--- begin ---

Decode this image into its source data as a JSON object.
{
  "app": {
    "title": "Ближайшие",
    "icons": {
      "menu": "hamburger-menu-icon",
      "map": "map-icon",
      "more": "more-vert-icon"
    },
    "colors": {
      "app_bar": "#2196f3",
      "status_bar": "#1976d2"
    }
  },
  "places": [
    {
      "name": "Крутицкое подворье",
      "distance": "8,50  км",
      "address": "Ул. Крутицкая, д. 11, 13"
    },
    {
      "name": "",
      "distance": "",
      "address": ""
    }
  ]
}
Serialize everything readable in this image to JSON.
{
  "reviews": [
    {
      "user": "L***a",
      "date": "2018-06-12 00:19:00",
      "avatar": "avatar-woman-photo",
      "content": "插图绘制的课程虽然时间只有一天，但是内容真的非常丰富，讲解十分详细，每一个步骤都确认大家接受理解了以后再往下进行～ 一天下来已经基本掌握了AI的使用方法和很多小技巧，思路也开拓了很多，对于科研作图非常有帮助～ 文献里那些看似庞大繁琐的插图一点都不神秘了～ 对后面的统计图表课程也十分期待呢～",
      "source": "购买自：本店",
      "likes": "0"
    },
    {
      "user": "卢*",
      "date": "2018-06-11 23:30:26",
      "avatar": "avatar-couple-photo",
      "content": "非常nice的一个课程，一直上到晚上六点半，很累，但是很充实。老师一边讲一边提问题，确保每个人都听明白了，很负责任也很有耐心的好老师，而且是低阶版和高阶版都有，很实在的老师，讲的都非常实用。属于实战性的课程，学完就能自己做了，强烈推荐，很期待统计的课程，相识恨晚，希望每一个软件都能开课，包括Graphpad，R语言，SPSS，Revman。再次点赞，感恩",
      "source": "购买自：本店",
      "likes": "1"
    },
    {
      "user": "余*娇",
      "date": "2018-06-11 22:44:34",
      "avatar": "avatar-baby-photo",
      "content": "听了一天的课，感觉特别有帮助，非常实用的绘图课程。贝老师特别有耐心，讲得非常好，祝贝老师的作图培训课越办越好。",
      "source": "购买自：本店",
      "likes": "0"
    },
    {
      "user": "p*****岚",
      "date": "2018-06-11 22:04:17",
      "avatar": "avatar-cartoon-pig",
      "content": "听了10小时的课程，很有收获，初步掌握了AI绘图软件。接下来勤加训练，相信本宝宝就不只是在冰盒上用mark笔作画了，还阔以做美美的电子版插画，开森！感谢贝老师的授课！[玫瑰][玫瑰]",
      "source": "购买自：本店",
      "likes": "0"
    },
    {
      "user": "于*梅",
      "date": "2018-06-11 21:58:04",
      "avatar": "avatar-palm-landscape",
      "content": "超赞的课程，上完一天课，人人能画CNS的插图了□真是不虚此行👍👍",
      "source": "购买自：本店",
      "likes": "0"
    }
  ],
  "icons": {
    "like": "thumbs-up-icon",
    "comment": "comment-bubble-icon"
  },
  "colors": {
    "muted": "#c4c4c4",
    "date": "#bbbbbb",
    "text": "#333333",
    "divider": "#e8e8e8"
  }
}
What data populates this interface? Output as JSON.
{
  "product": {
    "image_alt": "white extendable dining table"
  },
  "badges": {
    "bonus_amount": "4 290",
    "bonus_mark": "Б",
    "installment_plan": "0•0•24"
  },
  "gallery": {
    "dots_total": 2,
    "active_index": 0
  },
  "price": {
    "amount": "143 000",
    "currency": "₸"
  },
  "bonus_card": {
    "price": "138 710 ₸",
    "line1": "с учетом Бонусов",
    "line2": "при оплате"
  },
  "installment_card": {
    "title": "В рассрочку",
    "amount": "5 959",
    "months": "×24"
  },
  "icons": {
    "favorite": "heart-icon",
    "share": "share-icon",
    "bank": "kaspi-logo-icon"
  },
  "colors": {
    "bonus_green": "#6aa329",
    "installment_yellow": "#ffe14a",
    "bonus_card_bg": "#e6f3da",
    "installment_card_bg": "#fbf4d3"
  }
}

--- end ---

■ Task description ■
Pick every line with "this" in it and copy it.

■ Final answer ■
Decode this image into its source data as a JSON object.
Serialize everything readable in this image to JSON.
What data populates this interface? Output as JSON.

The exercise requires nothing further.